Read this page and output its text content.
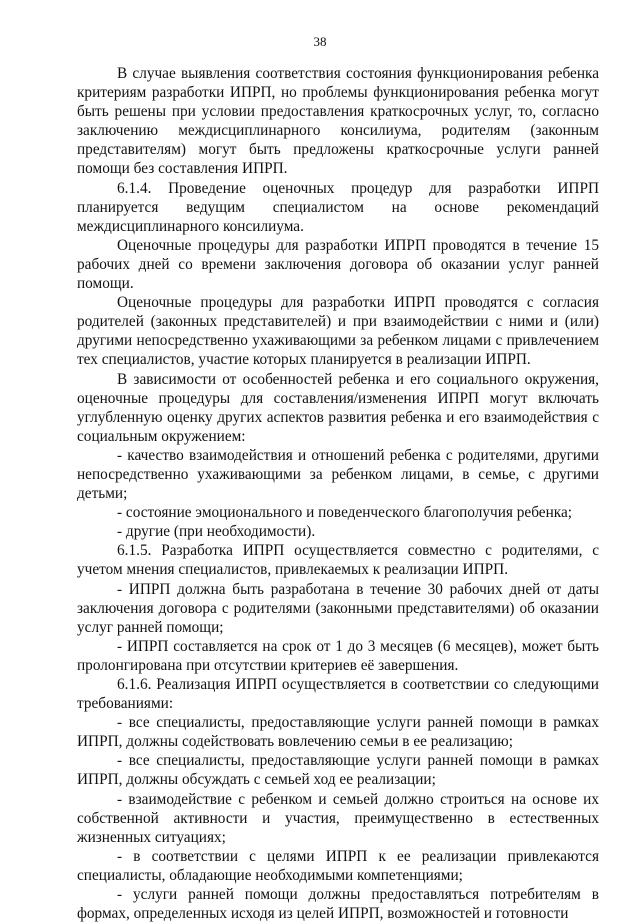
38

В случае выявления соответствия состояния функционирования ребенка критериям разработки ИПРП, но проблемы функционирования ребенка могут быть решены при условии предоставления краткосрочных услуг, то, согласно заключению междисциплинарного консилиума, родителям (законным представителям) могут быть предложены краткосрочные услуги ранней помощи без составления ИПРП.

6.1.4. Проведение оценочных процедур для разработки ИПРП планируется ведущим специалистом на основе рекомендаций междисциплинарного консилиума.

Оценочные процедуры для разработки ИПРП проводятся в течение 15 рабочих дней со времени заключения договора об оказании услуг ранней помощи.

Оценочные процедуры для разработки ИПРП проводятся с согласия родителей (законных представителей) и при взаимодействии с ними и (или) другими непосредственно ухаживающими за ребенком лицами с привлечением тех специалистов, участие которых планируется в реализации ИПРП.

В зависимости от особенностей ребенка и его социального окружения, оценочные процедуры для составления/изменения ИПРП могут включать углубленную оценку других аспектов развития ребенка и его взаимодействия с социальным окружением:

- качество взаимодействия и отношений ребенка с родителями, другими непосредственно ухаживающими за ребенком лицами, в семье, с другими детьми;

- состояние эмоционального и поведенческого благополучия ребенка;

- другие (при необходимости).

6.1.5. Разработка ИПРП осуществляется совместно с родителями, с учетом мнения специалистов, привлекаемых к реализации ИПРП.

- ИПРП должна быть разработана в течение 30 рабочих дней от даты заключения договора с родителями (законными представителями) об оказании услуг ранней помощи;

- ИПРП составляется на срок от 1 до 3 месяцев (6 месяцев), может быть пролонгирована при отсутствии критериев её завершения.

6.1.6. Реализация ИПРП осуществляется в соответствии со следующими требованиями:

- все специалисты, предоставляющие услуги ранней помощи в рамках ИПРП, должны содействовать вовлечению семьи в ее реализацию;

- все специалисты, предоставляющие услуги ранней помощи в рамках ИПРП, должны обсуждать с семьей ход ее реализации;

- взаимодействие с ребенком и семьей должно строиться на основе их собственной активности и участия, преимущественно в естественных жизненных ситуациях;

- в соответствии с целями ИПРП к ее реализации привлекаются специалисты, обладающие необходимыми компетенциями;

- услуги ранней помощи должны предоставляться потребителям в формах, определенных исходя из целей ИПРП, возможностей и готовности
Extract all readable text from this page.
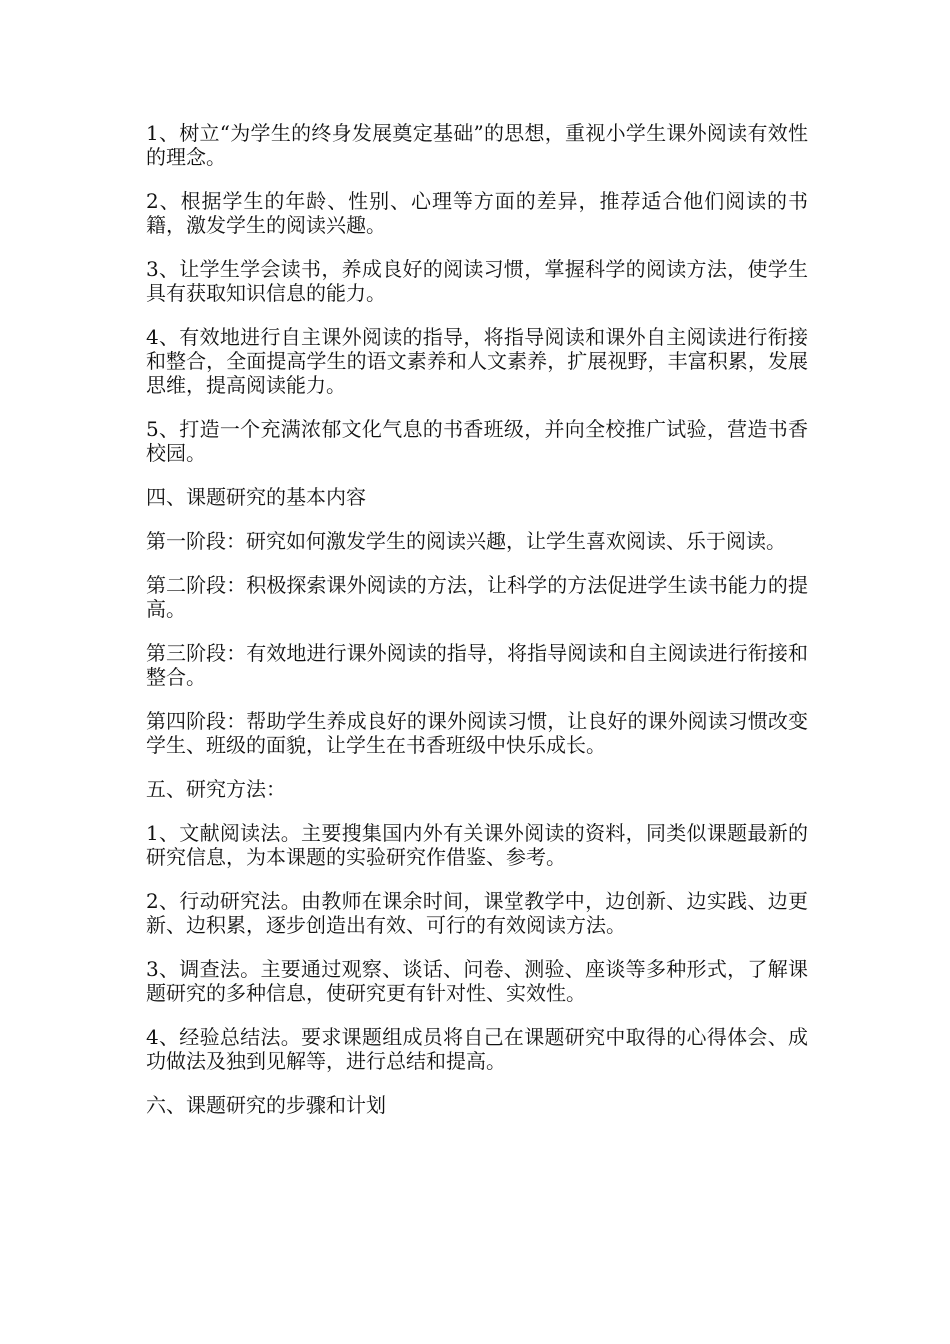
1、树立“为学生的终身发展奠定基础”的思想，重视小学生课外阅读有效性的理念。

2、根据学生的年龄、性别、心理等方面的差异，推荐适合他们阅读的书籍，激发学生的阅读兴趣。

3、让学生学会读书，养成良好的阅读习惯，掌握科学的阅读方法，使学生具有获取知识信息的能力。

4、有效地进行自主课外阅读的指导，将指导阅读和课外自主阅读进行衔接和整合，全面提高学生的语文素养和人文素养，扩展视野，丰富积累，发展思维，提高阅读能力。

5、打造一个充满浓郁文化气息的书香班级，并向全校推广试验，营造书香校园。

四、课题研究的基本内容

第一阶段：研究如何激发学生的阅读兴趣，让学生喜欢阅读、乐于阅读。

第二阶段：积极探索课外阅读的方法，让科学的方法促进学生读书能力的提高。

第三阶段：有效地进行课外阅读的指导，将指导阅读和自主阅读进行衔接和整合。

第四阶段：帮助学生养成良好的课外阅读习惯，让良好的课外阅读习惯改变学生、班级的面貌，让学生在书香班级中快乐成长。

五、研究方法：

1、文献阅读法。主要搜集国内外有关课外阅读的资料，同类似课题最新的研究信息，为本课题的实验研究作借鉴、参考。

2、行动研究法。由教师在课余时间，课堂教学中，边创新、边实践、边更新、边积累，逐步创造出有效、可行的有效阅读方法。

3、调查法。主要通过观察、谈话、问卷、测验、座谈等多种形式，了解课题研究的多种信息，使研究更有针对性、实效性。

4、经验总结法。要求课题组成员将自己在课题研究中取得的心得体会、成功做法及独到见解等，进行总结和提高。

六、课题研究的步骤和计划
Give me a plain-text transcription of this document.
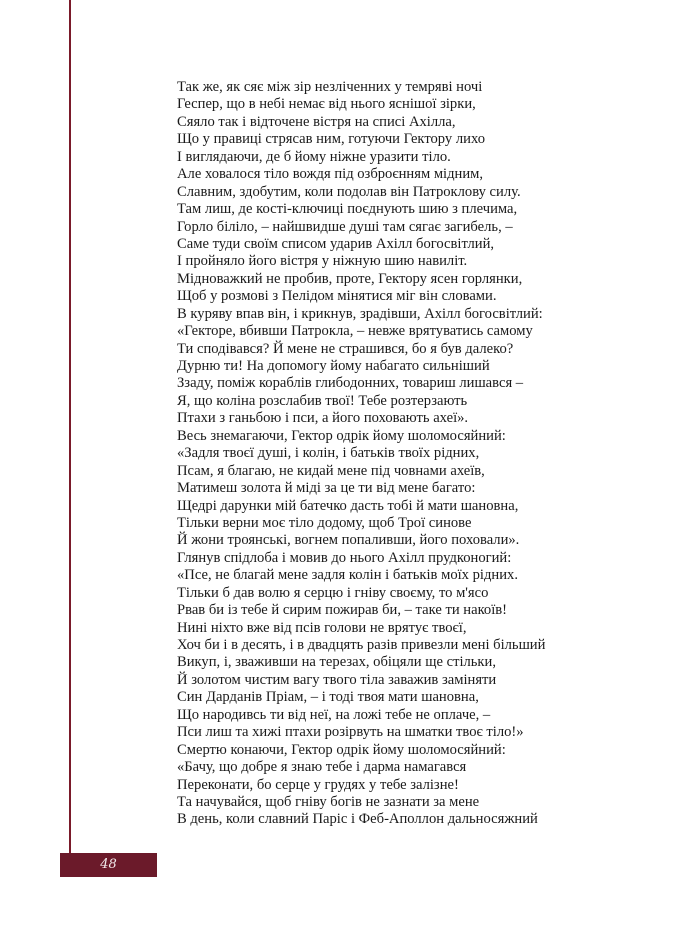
Так же, як сяє між зір незліченних у темряві ночі
Геспер, що в небі немає від нього яснішої зірки,
Сяяло так і відточене вістря на списі Ахілла,
Що у правиці стрясав ним, готуючи Гектору лихо
І виглядаючи, де б йому ніжне уразити тіло.
Але ховалося тіло вождя під озброєнням мідним,
Славним, здобутим, коли подолав він Патроклову силу.
Там лиш, де кості-ключиці поєднують шию з плечима,
Горло біліло, – найшвидше душі там сягає загибель, –
Саме туди своїм списом ударив Ахілл богосвітлий,
І пройняло його вістря у ніжную шию навиліт.
Мідноважкий не пробив, проте, Гектору ясен горлянки,
Щоб у розмові з Пелідом мінятися міг він словами.
В куряву впав він, і крикнув, зрадівши, Ахілл богосвітлий:
«Гекторе, вбивши Патрокла, – невже врятуватись самому
Ти сподівався? Й мене не страшився, бо я був далеко?
Дурню ти! На допомогу йому набагато сильніший
Ззаду, поміж кораблів глибодонних, товариш лишався –
Я, що коліна розслабив твої! Тебе розтерзають
Птахи з ганьбою і пси, а його поховають ахеї».
Весь знемагаючи, Гектор одрік йому шоломосяйний:
«Задля твоєї душі, і колін, і батьків твоїх рідних,
Псам, я благаю, не кидай мене під човнами ахеїв,
Матимеш золота й міді за це ти від мене багато:
Щедрі дарунки мій батечко дасть тобі й мати шановна,
Тільки верни моє тіло додому, щоб Трої синове
Й жони троянські, вогнем попаливши, його поховали».
Глянув спідлоба і мовив до нього Ахілл прудконогий:
«Псе, не благай мене задля колін і батьків моїх рідних.
Тільки б дав волю я серцю і гніву своєму, то м'ясо
Рвав би із тебе й сирим пожирав би, – таке ти накоїв!
Нині ніхто вже від псів голови не врятує твоєї,
Хоч би і в десять, і в двадцять разів привезли мені більший
Викуп, і, зваживши на терезах, обіцяли ще стільки,
Й золотом чистим вагу твого тіла заважив заміняти
Син Дарданів Пріам, – і тоді твоя мати шановна,
Що народивсь ти від неї, на ложі тебе не оплаче, –
Пси лиш та хижі птахи розірвуть на шматки твоє тіло!»
Смертю конаючи, Гектор одрік йому шоломосяйний:
«Бачу, що добре я знаю тебе і дарма намагався
Переконати, бо серце у грудях у тебе залізне!
Та начувайся, щоб гніву богів не зазнати за мене
В день, коли славний Паріс і Феб-Аполлон дальносяжний
48
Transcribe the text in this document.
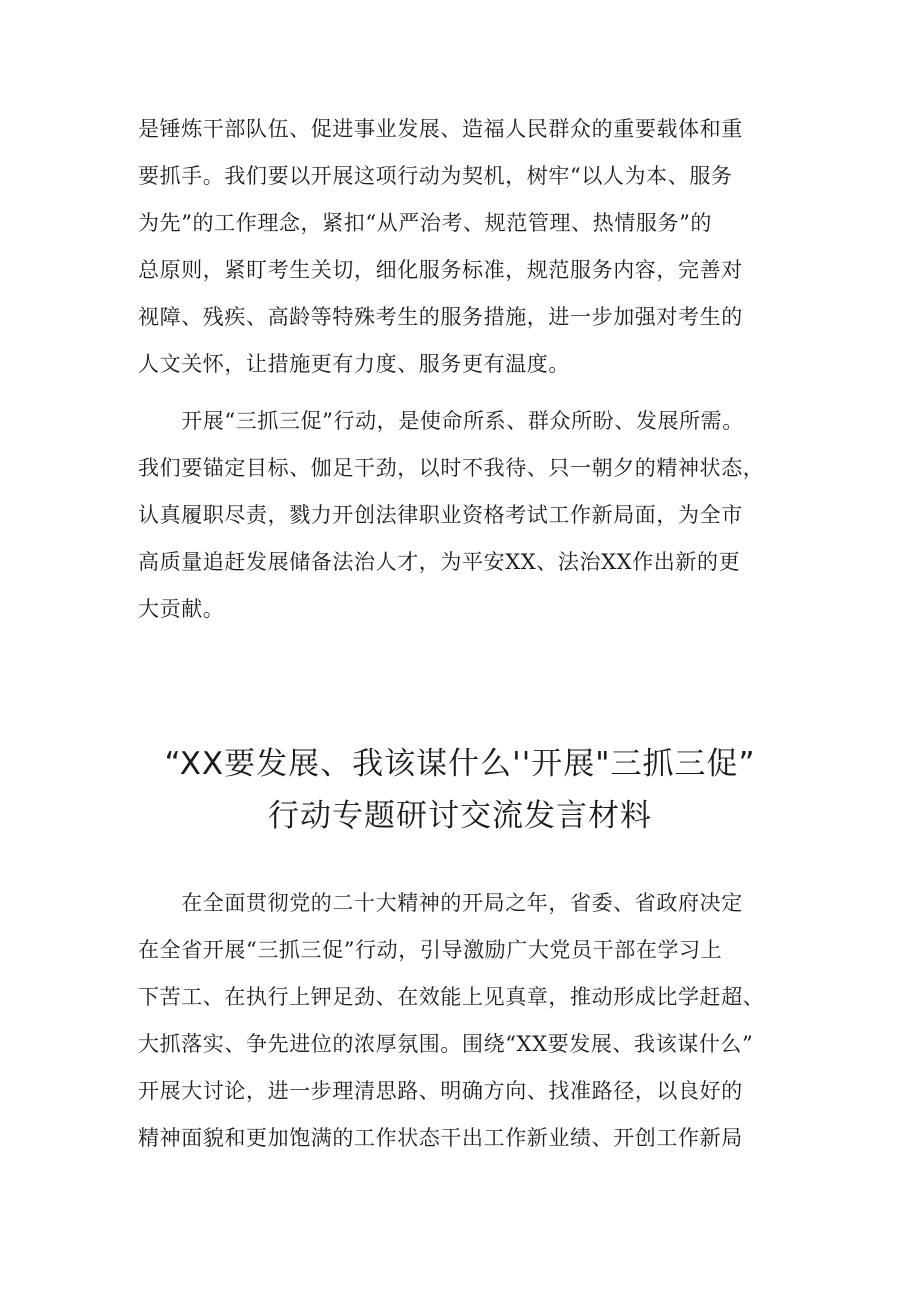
是锤炼干部队伍、促进事业发展、造福人民群众的重要载体和重
要抓手。我们要以开展这项行动为契机，树牢“以人为本、服务
为先”的工作理念，紧扣“从严治考、规范管理、热情服务”的
总原则，紧盯考生关切，细化服务标准，规范服务内容，完善对
视障、残疾、高龄等特殊考生的服务措施，进一步加强对考生的
人文关怀，让措施更有力度、服务更有温度。
　　开展“三抓三促”行动，是使命所系、群众所盼、发展所需。
我们要锚定目标、伽足干劲，以时不我待、只一朝夕的精神状态，
认真履职尽责，戮力开创法律职业资格考试工作新局面，为全市
高质量追赶发展储备法治人才，为平安XX、法治XX作出新的更
大贡献。
“XX要发展、我该谋什么''开展"三抓三促”
行动专题研讨交流发言材料
　　在全面贯彻党的二十大精神的开局之年，省委、省政府决定
在全省开展“三抓三促”行动，引导激励广大党员干部在学习上
下苦工、在执行上钾足劲、在效能上见真章，推动形成比学赶超、
大抓落实、争先进位的浓厚氛围。围绕“XX要发展、我该谋什么”
开展大讨论，进一步理清思路、明确方向、找准路径，以良好的
精神面貌和更加饱满的工作状态干出工作新业绩、开创工作新局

——

● **TASK INSTRUCTIONS**:
Do not include the images; transcribe the rest of the listing exactly.

● **TASK SOLUTION**:
Read this page and output its text content.
38

В случае выявления соответствия состояния функционирования ребенка критериям разработки ИПРП, но проблемы функционирования ребенка могут быть решены при условии предоставления краткосрочных услуг, то, согласно заключению междисциплинарного консилиума, родителям (законным представителям) могут быть предложены краткосрочные услуги ранней помощи без составления ИПРП.

6.1.4. Проведение оценочных процедур для разработки ИПРП планируется ведущим специалистом на основе рекомендаций междисциплинарного консилиума.

Оценочные процедуры для разработки ИПРП проводятся в течение 15 рабочих дней со времени заключения договора об оказании услуг ранней помощи.

Оценочные процедуры для разработки ИПРП проводятся с согласия родителей (законных представителей) и при взаимодействии с ними и (или) другими непосредственно ухаживающими за ребенком лицами с привлечением тех специалистов, участие которых планируется в реализации ИПРП.

В зависимости от особенностей ребенка и его социального окружения, оценочные процедуры для составления/изменения ИПРП могут включать углубленную оценку других аспектов развития ребенка и его взаимодействия с социальным окружением:

- качество взаимодействия и отношений ребенка с родителями, другими непосредственно ухаживающими за ребенком лицами, в семье, с другими детьми;

- состояние эмоционального и поведенческого благополучия ребенка;

- другие (при необходимости).

6.1.5. Разработка ИПРП осуществляется совместно с родителями, с учетом мнения специалистов, привлекаемых к реализации ИПРП.

- ИПРП должна быть разработана в течение 30 рабочих дней от даты заключения договора с родителями (законными представителями) об оказании услуг ранней помощи;

- ИПРП составляется на срок от 1 до 3 месяцев (6 месяцев), может быть пролонгирована при отсутствии критериев её завершения.

6.1.6. Реализация ИПРП осуществляется в соответствии со следующими требованиями:

- все специалисты, предоставляющие услуги ранней помощи в рамках ИПРП, должны содействовать вовлечению семьи в ее реализацию;

- все специалисты, предоставляющие услуги ранней помощи в рамках ИПРП, должны обсуждать с семьей ход ее реализации;

- взаимодействие с ребенком и семьей должно строиться на основе их собственной активности и участия, преимущественно в естественных жизненных ситуациях;

- в соответствии с целями ИПРП к ее реализации привлекаются специалисты, обладающие необходимыми компетенциями;

- услуги ранней помощи должны предоставляться потребителям в формах, определенных исходя из целей ИПРП, возможностей и готовности
Extract all readable text from this page.
1、树立“为学生的终身发展奠定基础”的思想，重视小学生课外阅读有效性的理念。

2、根据学生的年龄、性别、心理等方面的差异，推荐适合他们阅读的书籍，激发学生的阅读兴趣。

3、让学生学会读书，养成良好的阅读习惯，掌握科学的阅读方法，使学生具有获取知识信息的能力。

4、有效地进行自主课外阅读的指导，将指导阅读和课外自主阅读进行衔接和整合，全面提高学生的语文素养和人文素养，扩展视野，丰富积累，发展思维，提高阅读能力。

5、打造一个充满浓郁文化气息的书香班级，并向全校推广试验，营造书香校园。

四、课题研究的基本内容

第一阶段：研究如何激发学生的阅读兴趣，让学生喜欢阅读、乐于阅读。

第二阶段：积极探索课外阅读的方法，让科学的方法促进学生读书能力的提高。

第三阶段：有效地进行课外阅读的指导，将指导阅读和自主阅读进行衔接和整合。

第四阶段：帮助学生养成良好的课外阅读习惯，让良好的课外阅读习惯改变学生、班级的面貌，让学生在书香班级中快乐成长。

五、研究方法：

1、文献阅读法。主要搜集国内外有关课外阅读的资料，同类似课题最新的研究信息，为本课题的实验研究作借鉴、参考。

2、行动研究法。由教师在课余时间，课堂教学中，边创新、边实践、边更新、边积累，逐步创造出有效、可行的有效阅读方法。

3、调查法。主要通过观察、谈话、问卷、测验、座谈等多种形式，了解课题研究的多种信息，使研究更有针对性、实效性。

4、经验总结法。要求课题组成员将自己在课题研究中取得的心得体会、成功做法及独到见解等，进行总结和提高。

六、课题研究的步骤和计划
Give me a plain-text transcription of this document.
Так же, як сяє між зір незліченних у темряві ночі
Геспер, що в небі немає від нього яснішої зірки,
Сяяло так і відточене вістря на списі Ахілла,
Що у правиці стрясав ним, готуючи Гектору лихо
І виглядаючи, де б йому ніжне уразити тіло.
Але ховалося тіло вождя під озброєнням мідним,
Славним, здобутим, коли подолав він Патроклову силу.
Там лиш, де кості-ключиці поєднують шию з плечима,
Горло біліло, – найшвидше душі там сягає загибель, –
Саме туди своїм списом ударив Ахілл богосвітлий,
І пройняло його вістря у ніжную шию навиліт.
Мідноважкий не пробив, проте, Гектору ясен горлянки,
Щоб у розмові з Пелідом мінятися міг він словами.
В куряву впав він, і крикнув, зрадівши, Ахілл богосвітлий:
«Гекторе, вбивши Патрокла, – невже врятуватись самому
Ти сподівався? Й мене не страшився, бо я був далеко?
Дурню ти! На допомогу йому набагато сильніший
Ззаду, поміж кораблів глибодонних, товариш лишався –
Я, що коліна розслабив твої! Тебе розтерзають
Птахи з ганьбою і пси, а його поховають ахеї».
Весь знемагаючи, Гектор одрік йому шоломосяйний:
«Задля твоєї душі, і колін, і батьків твоїх рідних,
Псам, я благаю, не кидай мене під човнами ахеїв,
Матимеш золота й міді за це ти від мене багато:
Щедрі дарунки мій батечко дасть тобі й мати шановна,
Тільки верни моє тіло додому, щоб Трої синове
Й жони троянські, вогнем попаливши, його поховали».
Глянув спідлоба і мовив до нього Ахілл прудконогий:
«Псе, не благай мене задля колін і батьків моїх рідних.
Тільки б дав волю я серцю і гніву своєму, то м'ясо
Рвав би із тебе й сирим пожирав би, – таке ти накоїв!
Нині ніхто вже від псів голови не врятує твоєї,
Хоч би і в десять, і в двадцять разів привезли мені більший
Викуп, і, зваживши на терезах, обіцяли ще стільки,
Й золотом чистим вагу твого тіла заважив заміняти
Син Дарданів Пріам, – і тоді твоя мати шановна,
Що народивсь ти від неї, на ложі тебе не оплаче, –
Пси лиш та хижі птахи розірвуть на шматки твоє тіло!»
Смертю конаючи, Гектор одрік йому шоломосяйний:
«Бачу, що добре я знаю тебе і дарма намагався
Переконати, бо серце у грудях у тебе залізне!
Та начувайся, щоб гніву богів не зазнати за мене
В день, коли славний Паріс і Феб-Аполлон дальносяжний
48
Transcribe the text in this document.
是锤炼干部队伍、促进事业发展、造福人民群众的重要载体和重
要抓手。我们要以开展这项行动为契机，树牢“以人为本、服务
为先”的工作理念，紧扣“从严治考、规范管理、热情服务”的
总原则，紧盯考生关切，细化服务标准，规范服务内容，完善对
视障、残疾、高龄等特殊考生的服务措施，进一步加强对考生的
人文关怀，让措施更有力度、服务更有温度。
　　开展“三抓三促”行动，是使命所系、群众所盼、发展所需。
我们要锚定目标、伽足干劲，以时不我待、只一朝夕的精神状态，
认真履职尽责，戮力开创法律职业资格考试工作新局面，为全市
高质量追赶发展储备法治人才，为平安XX、法治XX作出新的更
大贡献。
“XX要发展、我该谋什么''开展"三抓三促”
行动专题研讨交流发言材料
　　在全面贯彻党的二十大精神的开局之年，省委、省政府决定
在全省开展“三抓三促”行动，引导激励广大党员干部在学习上
下苦工、在执行上钾足劲、在效能上见真章，推动形成比学赶超、
大抓落实、争先进位的浓厚氛围。围绕“XX要发展、我该谋什么”
开展大讨论，进一步理清思路、明确方向、找准路径，以良好的
精神面貌和更加饱满的工作状态干出工作新业绩、开创工作新局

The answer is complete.